#### [JOB]
Send back the records in full, character for character.

#### [ITEMS]
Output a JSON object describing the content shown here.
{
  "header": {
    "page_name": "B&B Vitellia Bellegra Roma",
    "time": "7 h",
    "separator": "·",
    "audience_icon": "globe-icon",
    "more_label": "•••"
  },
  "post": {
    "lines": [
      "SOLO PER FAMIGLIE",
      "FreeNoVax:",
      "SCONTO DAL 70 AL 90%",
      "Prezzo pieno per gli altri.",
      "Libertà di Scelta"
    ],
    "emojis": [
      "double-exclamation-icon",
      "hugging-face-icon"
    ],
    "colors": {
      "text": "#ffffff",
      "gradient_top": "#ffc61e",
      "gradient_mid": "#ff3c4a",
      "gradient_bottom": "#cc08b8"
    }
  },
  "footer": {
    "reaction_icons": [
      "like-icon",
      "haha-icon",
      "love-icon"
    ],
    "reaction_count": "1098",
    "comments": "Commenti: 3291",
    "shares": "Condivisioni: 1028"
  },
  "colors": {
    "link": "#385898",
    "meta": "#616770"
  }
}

#### [THE REPLY]
Output a JSON object describing the content shown here.
{
  "header": {
    "page_name": "B&B Vitellia Bellegra Roma",
    "time": "7 h",
    "separator": "·",
    "audience_icon": "globe-icon",
    "more_label": "•••"
  },
  "post": {
    "lines": [
      "SOLO PER FAMIGLIE",
      "FreeNoVax:",
      "SCONTO DAL 70 AL 90%",
      "Prezzo pieno per gli altri.",
      "Libertà di Scelta"
    ],
    "emojis": [
      "double-exclamation-icon",
      "hugging-face-icon"
    ],
    "colors": {
      "text": "#ffffff",
      "gradient_top": "#ffc61e",
      "gradient_mid": "#ff3c4a",
      "gradient_bottom": "#cc08b8"
    }
  },
  "footer": {
    "reaction_icons": [
      "like-icon",
      "haha-icon",
      "love-icon"
    ],
    "reaction_count": "1098",
    "comments": "Commenti: 3291",
    "shares": "Condivisioni: 1028"
  },
  "colors": {
    "link": "#385898",
    "meta": "#616770"
  }
}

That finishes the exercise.